### WHAT TO PRODUCE
Which Claude models appear in the results table of the Cybench text below?

──────── TEXT EXCERPT

Cybench
A public cybersecurity capabilities benchmark composed of 40 Capture-the-Flag (CTF) challenges gathered from four CTF competitions.
Overview
- Designed to evaluate AI model cybersecurity capabilities
- Anthropic runs a 35-challenge subset due to infrastructure constraints
- Scored as pass@1 (single-attempt success rate)
- Paper: Zhang, A., et al. (2024). Cybench: A framework for evaluating cybersecurity capabilities and risks of language models. arXiv:2408.08926
Results on Claude Models
| Model | Pass@1 | Trials per challenge |
|---|---|---|
| Claude Opus 4.5 | 0.89 | 30 |
| Claude Sonnet 4.6 | 0.96 | 30 |
| Claude Opus 4.6 | 1.00 | 30 |
| Claude Mythos Preview | 1.00 | 10 |

Figure 3.3.1.A — Cybench results, p. 48. Both Opus 4.6 and Mythos Preview achieve perfect 1.00 pass@1, with Mythos needing only 10 trials vs. 30 — benchmark considered saturated.
Status
Anthropic considers Cybench saturated — Claude Mythos Preview achieves 100% pass@1, meaning the benchmark is no longer sufficiently informative of frontier model capabilities.

────────────────
──────── GIVEN INFORMATION

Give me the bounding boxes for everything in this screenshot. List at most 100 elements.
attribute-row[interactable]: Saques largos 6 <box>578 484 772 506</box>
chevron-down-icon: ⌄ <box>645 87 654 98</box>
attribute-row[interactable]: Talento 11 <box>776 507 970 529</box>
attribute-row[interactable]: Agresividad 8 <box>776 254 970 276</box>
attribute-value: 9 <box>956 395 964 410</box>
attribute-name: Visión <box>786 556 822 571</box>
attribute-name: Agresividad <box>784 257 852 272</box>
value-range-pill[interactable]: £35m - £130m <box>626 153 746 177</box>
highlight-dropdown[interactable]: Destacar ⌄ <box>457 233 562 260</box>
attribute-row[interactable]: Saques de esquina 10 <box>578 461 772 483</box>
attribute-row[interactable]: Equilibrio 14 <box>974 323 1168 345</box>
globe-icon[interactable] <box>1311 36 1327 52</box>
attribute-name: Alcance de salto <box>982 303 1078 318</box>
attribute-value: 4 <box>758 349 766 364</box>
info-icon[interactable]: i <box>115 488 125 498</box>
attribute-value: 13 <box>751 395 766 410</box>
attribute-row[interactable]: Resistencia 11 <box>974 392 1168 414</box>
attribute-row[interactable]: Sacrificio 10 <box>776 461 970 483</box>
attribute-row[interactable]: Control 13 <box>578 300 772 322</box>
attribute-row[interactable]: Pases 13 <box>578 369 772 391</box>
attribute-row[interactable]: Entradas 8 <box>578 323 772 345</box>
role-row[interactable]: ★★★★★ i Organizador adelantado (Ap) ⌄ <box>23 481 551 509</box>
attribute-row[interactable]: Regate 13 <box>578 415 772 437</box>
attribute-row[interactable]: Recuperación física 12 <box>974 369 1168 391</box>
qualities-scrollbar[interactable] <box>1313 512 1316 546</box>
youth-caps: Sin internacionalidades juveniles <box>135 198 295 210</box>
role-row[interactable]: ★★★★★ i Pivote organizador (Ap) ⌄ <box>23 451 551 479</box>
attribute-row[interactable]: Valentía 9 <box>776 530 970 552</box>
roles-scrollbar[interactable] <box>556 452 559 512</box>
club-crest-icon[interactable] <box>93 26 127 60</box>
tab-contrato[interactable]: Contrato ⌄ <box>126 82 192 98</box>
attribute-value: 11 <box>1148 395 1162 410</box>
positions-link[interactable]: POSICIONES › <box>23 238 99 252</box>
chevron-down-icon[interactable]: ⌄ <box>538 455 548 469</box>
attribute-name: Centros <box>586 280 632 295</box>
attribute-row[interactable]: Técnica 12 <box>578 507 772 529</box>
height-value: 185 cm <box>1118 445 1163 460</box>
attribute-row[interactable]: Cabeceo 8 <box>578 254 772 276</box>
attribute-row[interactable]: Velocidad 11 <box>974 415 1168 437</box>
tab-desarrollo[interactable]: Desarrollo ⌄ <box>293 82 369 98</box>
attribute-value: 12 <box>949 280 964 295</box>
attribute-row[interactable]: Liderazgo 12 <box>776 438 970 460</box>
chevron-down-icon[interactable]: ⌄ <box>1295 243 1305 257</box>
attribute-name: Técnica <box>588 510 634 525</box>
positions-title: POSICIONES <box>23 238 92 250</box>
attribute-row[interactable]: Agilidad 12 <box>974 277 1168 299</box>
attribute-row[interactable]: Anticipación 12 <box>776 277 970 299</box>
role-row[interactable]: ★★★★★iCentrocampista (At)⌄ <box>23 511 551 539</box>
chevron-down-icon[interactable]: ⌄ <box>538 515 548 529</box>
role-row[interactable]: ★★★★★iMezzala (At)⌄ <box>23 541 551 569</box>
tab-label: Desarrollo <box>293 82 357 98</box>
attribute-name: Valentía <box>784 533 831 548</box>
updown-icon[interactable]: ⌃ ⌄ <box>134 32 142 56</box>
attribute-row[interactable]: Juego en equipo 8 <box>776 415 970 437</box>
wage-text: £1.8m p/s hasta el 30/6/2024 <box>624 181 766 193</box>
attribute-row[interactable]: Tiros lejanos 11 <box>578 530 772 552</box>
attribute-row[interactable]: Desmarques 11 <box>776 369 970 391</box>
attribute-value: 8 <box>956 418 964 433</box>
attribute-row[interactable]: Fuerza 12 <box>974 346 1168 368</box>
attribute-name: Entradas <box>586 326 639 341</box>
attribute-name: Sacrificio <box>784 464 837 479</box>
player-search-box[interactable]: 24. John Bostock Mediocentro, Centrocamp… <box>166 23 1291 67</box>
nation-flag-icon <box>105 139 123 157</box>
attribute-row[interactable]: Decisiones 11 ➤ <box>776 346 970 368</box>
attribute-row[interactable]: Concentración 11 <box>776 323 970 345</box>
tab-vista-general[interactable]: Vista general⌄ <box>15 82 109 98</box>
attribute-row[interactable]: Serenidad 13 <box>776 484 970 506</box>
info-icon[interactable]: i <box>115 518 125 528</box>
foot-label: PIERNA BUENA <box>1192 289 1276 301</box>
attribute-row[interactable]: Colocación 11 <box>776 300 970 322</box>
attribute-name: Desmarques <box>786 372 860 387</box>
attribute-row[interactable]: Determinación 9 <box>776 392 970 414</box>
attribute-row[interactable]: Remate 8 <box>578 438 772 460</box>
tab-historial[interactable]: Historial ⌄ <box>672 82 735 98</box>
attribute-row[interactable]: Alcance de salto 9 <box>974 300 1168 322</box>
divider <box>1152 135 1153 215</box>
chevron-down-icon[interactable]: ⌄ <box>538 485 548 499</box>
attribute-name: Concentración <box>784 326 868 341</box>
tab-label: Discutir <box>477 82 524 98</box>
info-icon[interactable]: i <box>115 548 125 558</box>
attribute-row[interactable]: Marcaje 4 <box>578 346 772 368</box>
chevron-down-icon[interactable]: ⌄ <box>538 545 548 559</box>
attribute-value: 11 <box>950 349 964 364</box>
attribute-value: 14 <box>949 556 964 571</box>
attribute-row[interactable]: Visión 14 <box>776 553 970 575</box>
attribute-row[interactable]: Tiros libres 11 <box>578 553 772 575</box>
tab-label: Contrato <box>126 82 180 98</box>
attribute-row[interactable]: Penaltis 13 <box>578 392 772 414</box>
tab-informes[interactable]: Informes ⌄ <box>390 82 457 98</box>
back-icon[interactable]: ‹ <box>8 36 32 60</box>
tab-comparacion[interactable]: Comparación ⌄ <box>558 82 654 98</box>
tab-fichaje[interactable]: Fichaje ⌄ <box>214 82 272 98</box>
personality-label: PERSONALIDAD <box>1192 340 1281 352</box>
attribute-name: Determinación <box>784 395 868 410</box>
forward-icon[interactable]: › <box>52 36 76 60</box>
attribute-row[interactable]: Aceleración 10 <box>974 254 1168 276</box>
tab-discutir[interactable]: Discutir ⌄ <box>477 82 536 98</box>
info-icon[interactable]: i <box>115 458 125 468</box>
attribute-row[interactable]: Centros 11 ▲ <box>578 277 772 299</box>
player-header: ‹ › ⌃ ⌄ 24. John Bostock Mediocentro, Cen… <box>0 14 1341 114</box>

────────────────

### RESPONSE AREA
Claude Opus 4.5, Claude Sonnet 4.6, Claude Opus 4.6, Claude Mythos Preview